* **What is asked**
Transcribe all the records with complete accuracy.

Stored dataset items
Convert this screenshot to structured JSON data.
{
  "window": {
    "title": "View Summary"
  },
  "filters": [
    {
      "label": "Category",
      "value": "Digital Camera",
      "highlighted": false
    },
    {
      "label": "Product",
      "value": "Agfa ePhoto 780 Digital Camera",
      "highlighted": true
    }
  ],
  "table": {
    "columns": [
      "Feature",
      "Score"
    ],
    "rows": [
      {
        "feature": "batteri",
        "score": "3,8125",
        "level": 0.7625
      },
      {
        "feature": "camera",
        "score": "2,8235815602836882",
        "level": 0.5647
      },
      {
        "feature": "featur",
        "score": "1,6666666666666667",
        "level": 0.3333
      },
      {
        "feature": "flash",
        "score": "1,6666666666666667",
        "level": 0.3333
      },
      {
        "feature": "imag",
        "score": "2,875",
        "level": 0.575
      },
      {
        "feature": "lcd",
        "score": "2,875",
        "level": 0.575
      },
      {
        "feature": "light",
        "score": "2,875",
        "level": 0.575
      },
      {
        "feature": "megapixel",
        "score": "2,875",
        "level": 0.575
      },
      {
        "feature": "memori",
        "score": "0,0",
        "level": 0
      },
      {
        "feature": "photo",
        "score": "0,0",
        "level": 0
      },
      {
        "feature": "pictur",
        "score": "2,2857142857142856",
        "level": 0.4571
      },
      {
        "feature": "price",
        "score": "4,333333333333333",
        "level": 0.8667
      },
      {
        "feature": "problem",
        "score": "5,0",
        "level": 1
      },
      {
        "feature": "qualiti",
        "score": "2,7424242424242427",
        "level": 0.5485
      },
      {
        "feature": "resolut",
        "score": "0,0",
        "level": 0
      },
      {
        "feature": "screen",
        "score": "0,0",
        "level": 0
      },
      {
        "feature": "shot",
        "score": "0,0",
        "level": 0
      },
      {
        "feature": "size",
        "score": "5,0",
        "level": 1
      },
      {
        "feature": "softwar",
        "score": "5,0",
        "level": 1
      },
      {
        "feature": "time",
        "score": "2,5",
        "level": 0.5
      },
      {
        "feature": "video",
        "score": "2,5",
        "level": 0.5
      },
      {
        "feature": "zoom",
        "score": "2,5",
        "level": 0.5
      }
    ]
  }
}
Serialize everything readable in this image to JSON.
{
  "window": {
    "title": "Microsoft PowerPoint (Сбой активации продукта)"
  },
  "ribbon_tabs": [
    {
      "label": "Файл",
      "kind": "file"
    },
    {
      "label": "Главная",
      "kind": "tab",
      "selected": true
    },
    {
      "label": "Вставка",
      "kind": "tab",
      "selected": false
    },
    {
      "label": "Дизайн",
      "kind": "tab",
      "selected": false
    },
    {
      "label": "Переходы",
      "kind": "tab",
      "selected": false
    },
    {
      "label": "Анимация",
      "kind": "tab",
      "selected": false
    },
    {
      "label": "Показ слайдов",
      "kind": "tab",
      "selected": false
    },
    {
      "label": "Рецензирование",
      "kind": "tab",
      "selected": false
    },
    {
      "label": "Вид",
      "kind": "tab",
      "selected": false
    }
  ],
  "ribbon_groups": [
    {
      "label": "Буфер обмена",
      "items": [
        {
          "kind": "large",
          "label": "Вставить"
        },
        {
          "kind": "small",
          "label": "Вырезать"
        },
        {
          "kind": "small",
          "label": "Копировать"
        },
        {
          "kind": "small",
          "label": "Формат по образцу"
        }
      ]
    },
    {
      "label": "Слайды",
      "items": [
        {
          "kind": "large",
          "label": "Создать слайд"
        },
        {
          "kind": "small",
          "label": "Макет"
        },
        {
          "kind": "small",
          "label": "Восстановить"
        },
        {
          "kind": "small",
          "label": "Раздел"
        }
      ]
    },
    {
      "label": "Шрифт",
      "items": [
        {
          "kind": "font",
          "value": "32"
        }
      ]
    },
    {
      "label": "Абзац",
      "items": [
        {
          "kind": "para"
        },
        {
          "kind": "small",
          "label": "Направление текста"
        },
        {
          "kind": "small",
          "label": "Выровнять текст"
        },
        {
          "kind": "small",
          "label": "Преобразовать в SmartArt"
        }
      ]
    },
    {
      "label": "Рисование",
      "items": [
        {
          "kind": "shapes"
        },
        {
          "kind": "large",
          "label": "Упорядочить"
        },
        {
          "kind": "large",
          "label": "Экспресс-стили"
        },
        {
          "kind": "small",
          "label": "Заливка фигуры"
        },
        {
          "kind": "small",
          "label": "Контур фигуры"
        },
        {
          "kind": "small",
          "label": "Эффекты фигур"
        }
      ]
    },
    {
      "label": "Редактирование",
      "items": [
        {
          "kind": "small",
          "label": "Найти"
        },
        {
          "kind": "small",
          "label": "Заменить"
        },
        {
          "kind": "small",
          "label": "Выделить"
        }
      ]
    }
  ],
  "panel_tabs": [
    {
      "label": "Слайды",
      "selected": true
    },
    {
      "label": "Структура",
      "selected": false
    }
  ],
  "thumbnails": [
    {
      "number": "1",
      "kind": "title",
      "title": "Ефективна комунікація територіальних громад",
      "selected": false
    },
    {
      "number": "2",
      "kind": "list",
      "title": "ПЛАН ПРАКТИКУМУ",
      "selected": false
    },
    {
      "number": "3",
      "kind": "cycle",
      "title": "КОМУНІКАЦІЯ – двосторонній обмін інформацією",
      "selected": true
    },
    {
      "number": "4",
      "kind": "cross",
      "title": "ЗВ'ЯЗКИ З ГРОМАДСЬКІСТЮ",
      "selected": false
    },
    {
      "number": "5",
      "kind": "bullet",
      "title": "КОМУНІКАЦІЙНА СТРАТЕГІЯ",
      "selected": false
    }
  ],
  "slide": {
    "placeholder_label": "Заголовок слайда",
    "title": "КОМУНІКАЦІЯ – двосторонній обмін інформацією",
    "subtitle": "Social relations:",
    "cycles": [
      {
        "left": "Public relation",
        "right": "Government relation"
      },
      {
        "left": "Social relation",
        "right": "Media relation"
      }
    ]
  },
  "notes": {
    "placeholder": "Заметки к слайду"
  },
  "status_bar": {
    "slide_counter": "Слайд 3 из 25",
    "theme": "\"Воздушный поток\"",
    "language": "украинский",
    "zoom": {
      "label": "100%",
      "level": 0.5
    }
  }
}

* **Output for this exercise**
Convert this screenshot to structured JSON data.
{
  "window": {
    "title": "View Summary"
  },
  "filters": [
    {
      "label": "Category",
      "value": "Digital Camera",
      "highlighted": false
    },
    {
      "label": "Product",
      "value": "Agfa ePhoto 780 Digital Camera",
      "highlighted": true
    }
  ],
  "table": {
    "columns": [
      "Feature",
      "Score"
    ],
    "rows": [
      {
        "feature": "batteri",
        "score": "3,8125",
        "level": 0.7625
      },
      {
        "feature": "camera",
        "score": "2,8235815602836882",
        "level": 0.5647
      },
      {
        "feature": "featur",
        "score": "1,6666666666666667",
        "level": 0.3333
      },
      {
        "feature": "flash",
        "score": "1,6666666666666667",
        "level": 0.3333
      },
      {
        "feature": "imag",
        "score": "2,875",
        "level": 0.575
      },
      {
        "feature": "lcd",
        "score": "2,875",
        "level": 0.575
      },
      {
        "feature": "light",
        "score": "2,875",
        "level": 0.575
      },
      {
        "feature": "megapixel",
        "score": "2,875",
        "level": 0.575
      },
      {
        "feature": "memori",
        "score": "0,0",
        "level": 0
      },
      {
        "feature": "photo",
        "score": "0,0",
        "level": 0
      },
      {
        "feature": "pictur",
        "score": "2,2857142857142856",
        "level": 0.4571
      },
      {
        "feature": "price",
        "score": "4,333333333333333",
        "level": 0.8667
      },
      {
        "feature": "problem",
        "score": "5,0",
        "level": 1
      },
      {
        "feature": "qualiti",
        "score": "2,7424242424242427",
        "level": 0.5485
      },
      {
        "feature": "resolut",
        "score": "0,0",
        "level": 0
      },
      {
        "feature": "screen",
        "score": "0,0",
        "level": 0
      },
      {
        "feature": "shot",
        "score": "0,0",
        "level": 0
      },
      {
        "feature": "size",
        "score": "5,0",
        "level": 1
      },
      {
        "feature": "softwar",
        "score": "5,0",
        "level": 1
      },
      {
        "feature": "time",
        "score": "2,5",
        "level": 0.5
      },
      {
        "feature": "video",
        "score": "2,5",
        "level": 0.5
      },
      {
        "feature": "zoom",
        "score": "2,5",
        "level": 0.5
      }
    ]
  }
}
Serialize everything readable in this image to JSON.
{
  "window": {
    "title": "Microsoft PowerPoint (Сбой активации продукта)"
  },
  "ribbon_tabs": [
    {
      "label": "Файл",
      "kind": "file"
    },
    {
      "label": "Главная",
      "kind": "tab",
      "selected": true
    },
    {
      "label": "Вставка",
      "kind": "tab",
      "selected": false
    },
    {
      "label": "Дизайн",
      "kind": "tab",
      "selected": false
    },
    {
      "label": "Переходы",
      "kind": "tab",
      "selected": false
    },
    {
      "label": "Анимация",
      "kind": "tab",
      "selected": false
    },
    {
      "label": "Показ слайдов",
      "kind": "tab",
      "selected": false
    },
    {
      "label": "Рецензирование",
      "kind": "tab",
      "selected": false
    },
    {
      "label": "Вид",
      "kind": "tab",
      "selected": false
    }
  ],
  "ribbon_groups": [
    {
      "label": "Буфер обмена",
      "items": [
        {
          "kind": "large",
          "label": "Вставить"
        },
        {
          "kind": "small",
          "label": "Вырезать"
        },
        {
          "kind": "small",
          "label": "Копировать"
        },
        {
          "kind": "small",
          "label": "Формат по образцу"
        }
      ]
    },
    {
      "label": "Слайды",
      "items": [
        {
          "kind": "large",
          "label": "Создать слайд"
        },
        {
          "kind": "small",
          "label": "Макет"
        },
        {
          "kind": "small",
          "label": "Восстановить"
        },
        {
          "kind": "small",
          "label": "Раздел"
        }
      ]
    },
    {
      "label": "Шрифт",
      "items": [
        {
          "kind": "font",
          "value": "32"
        }
      ]
    },
    {
      "label": "Абзац",
      "items": [
        {
          "kind": "para"
        },
        {
          "kind": "small",
          "label": "Направление текста"
        },
        {
          "kind": "small",
          "label": "Выровнять текст"
        },
        {
          "kind": "small",
          "label": "Преобразовать в SmartArt"
        }
      ]
    },
    {
      "label": "Рисование",
      "items": [
        {
          "kind": "shapes"
        },
        {
          "kind": "large",
          "label": "Упорядочить"
        },
        {
          "kind": "large",
          "label": "Экспресс-стили"
        },
        {
          "kind": "small",
          "label": "Заливка фигуры"
        },
        {
          "kind": "small",
          "label": "Контур фигуры"
        },
        {
          "kind": "small",
          "label": "Эффекты фигур"
        }
      ]
    },
    {
      "label": "Редактирование",
      "items": [
        {
          "kind": "small",
          "label": "Найти"
        },
        {
          "kind": "small",
          "label": "Заменить"
        },
        {
          "kind": "small",
          "label": "Выделить"
        }
      ]
    }
  ],
  "panel_tabs": [
    {
      "label": "Слайды",
      "selected": true
    },
    {
      "label": "Структура",
      "selected": false
    }
  ],
  "thumbnails": [
    {
      "number": "1",
      "kind": "title",
      "title": "Ефективна комунікація територіальних громад",
      "selected": false
    },
    {
      "number": "2",
      "kind": "list",
      "title": "ПЛАН ПРАКТИКУМУ",
      "selected": false
    },
    {
      "number": "3",
      "kind": "cycle",
      "title": "КОМУНІКАЦІЯ – двосторонній обмін інформацією",
      "selected": true
    },
    {
      "number": "4",
      "kind": "cross",
      "title": "ЗВ'ЯЗКИ З ГРОМАДСЬКІСТЮ",
      "selected": false
    },
    {
      "number": "5",
      "kind": "bullet",
      "title": "КОМУНІКАЦІЙНА СТРАТЕГІЯ",
      "selected": false
    }
  ],
  "slide": {
    "placeholder_label": "Заголовок слайда",
    "title": "КОМУНІКАЦІЯ – двосторонній обмін інформацією",
    "subtitle": "Social relations:",
    "cycles": [
      {
        "left": "Public relation",
        "right": "Government relation"
      },
      {
        "left": "Social relation",
        "right": "Media relation"
      }
    ]
  },
  "notes": {
    "placeholder": "Заметки к слайду"
  },
  "status_bar": {
    "slide_counter": "Слайд 3 из 25",
    "theme": "\"Воздушный поток\"",
    "language": "украинский",
    "zoom": {
      "label": "100%",
      "level": 0.5
    }
  }
}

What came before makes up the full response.